Stored data:

==================================================

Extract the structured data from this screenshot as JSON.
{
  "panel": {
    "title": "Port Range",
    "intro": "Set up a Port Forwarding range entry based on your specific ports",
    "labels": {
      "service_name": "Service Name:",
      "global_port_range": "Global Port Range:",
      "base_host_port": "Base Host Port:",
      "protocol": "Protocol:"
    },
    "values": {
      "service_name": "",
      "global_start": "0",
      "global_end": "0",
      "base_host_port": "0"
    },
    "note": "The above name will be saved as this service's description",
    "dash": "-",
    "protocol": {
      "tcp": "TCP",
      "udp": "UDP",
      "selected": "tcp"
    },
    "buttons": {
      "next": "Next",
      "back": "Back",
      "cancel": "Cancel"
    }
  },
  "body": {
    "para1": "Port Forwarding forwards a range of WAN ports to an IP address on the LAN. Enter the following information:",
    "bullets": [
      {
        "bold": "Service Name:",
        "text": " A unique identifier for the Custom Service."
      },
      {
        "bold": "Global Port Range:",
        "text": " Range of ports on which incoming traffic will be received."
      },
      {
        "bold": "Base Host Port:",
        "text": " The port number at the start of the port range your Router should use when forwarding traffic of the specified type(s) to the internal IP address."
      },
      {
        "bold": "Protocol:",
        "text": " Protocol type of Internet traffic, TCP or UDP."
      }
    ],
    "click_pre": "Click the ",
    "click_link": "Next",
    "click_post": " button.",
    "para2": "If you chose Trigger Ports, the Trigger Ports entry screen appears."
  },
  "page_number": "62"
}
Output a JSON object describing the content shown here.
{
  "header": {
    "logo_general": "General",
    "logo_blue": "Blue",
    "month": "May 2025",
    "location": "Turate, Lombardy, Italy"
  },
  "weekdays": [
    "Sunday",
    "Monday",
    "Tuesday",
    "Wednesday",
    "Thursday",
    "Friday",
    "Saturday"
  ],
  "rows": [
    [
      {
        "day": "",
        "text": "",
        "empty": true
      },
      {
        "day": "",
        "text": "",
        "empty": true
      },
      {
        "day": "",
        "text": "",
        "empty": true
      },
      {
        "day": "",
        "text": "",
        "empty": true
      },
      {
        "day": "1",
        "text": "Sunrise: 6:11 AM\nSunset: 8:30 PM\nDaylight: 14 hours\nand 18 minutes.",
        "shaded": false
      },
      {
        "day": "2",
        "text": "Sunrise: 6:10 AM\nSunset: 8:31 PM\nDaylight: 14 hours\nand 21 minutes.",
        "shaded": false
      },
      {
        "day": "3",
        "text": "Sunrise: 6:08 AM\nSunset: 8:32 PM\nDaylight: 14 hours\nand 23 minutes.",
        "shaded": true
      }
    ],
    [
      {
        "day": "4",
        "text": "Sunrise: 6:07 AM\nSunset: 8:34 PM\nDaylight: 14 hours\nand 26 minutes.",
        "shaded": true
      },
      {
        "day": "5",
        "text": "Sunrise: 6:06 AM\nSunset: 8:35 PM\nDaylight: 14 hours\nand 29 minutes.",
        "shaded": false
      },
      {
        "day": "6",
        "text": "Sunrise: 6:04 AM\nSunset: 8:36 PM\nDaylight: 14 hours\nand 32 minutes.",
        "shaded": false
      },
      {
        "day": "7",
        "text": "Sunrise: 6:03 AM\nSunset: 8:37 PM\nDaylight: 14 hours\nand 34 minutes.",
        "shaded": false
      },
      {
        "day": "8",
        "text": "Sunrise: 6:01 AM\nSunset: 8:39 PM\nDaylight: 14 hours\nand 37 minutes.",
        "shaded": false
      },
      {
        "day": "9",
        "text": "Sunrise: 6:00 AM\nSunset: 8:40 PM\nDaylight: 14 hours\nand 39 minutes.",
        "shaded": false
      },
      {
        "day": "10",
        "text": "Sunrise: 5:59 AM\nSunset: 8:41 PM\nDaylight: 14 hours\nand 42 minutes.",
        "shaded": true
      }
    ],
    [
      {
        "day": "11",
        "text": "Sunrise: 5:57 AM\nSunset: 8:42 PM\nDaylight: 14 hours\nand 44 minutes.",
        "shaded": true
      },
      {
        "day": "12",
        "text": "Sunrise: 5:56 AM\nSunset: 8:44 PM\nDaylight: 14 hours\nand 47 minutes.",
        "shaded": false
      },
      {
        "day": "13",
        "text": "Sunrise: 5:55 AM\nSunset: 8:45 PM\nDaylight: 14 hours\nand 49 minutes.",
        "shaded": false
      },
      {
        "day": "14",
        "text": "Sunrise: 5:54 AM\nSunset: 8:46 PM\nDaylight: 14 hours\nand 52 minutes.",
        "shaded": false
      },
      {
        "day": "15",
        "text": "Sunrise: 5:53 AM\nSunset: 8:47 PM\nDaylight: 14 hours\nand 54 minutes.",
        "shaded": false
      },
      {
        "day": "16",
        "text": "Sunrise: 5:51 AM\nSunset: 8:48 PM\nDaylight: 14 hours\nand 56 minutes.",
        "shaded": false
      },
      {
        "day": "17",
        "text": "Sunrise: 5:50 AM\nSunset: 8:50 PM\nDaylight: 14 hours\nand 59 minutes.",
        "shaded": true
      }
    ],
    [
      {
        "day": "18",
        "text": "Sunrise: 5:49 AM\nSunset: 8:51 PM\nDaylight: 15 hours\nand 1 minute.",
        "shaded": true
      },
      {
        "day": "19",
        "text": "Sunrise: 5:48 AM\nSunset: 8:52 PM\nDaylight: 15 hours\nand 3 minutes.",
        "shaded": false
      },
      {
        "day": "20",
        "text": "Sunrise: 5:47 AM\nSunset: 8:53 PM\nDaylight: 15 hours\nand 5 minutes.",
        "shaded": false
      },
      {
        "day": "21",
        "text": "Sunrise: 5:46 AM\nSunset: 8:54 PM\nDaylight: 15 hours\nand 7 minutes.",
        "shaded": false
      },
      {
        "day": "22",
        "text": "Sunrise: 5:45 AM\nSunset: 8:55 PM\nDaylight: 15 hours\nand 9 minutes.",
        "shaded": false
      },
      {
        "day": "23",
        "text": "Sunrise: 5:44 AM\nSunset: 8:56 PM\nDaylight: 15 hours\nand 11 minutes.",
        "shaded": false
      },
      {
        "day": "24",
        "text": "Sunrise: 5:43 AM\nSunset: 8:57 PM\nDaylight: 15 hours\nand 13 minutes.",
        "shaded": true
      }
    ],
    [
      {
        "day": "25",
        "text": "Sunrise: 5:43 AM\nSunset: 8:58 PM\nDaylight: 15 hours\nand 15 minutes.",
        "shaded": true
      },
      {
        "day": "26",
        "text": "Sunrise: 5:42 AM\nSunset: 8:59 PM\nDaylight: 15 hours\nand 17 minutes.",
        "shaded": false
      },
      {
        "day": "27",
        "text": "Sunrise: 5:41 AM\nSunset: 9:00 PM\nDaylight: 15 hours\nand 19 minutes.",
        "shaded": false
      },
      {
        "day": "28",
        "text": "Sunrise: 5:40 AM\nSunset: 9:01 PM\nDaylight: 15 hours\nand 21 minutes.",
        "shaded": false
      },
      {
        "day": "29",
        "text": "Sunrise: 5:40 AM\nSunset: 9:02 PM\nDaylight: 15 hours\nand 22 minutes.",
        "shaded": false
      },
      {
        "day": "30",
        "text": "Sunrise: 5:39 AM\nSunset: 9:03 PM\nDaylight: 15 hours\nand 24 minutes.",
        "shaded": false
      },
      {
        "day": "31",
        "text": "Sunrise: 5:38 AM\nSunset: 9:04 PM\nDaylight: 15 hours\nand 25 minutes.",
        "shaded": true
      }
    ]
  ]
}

==================================================

Written problem: Where a line of the material above holds the string "JSON", copy that line.

Written answer:
Extract the structured data from this screenshot as JSON.
Output a JSON object describing the content shown here.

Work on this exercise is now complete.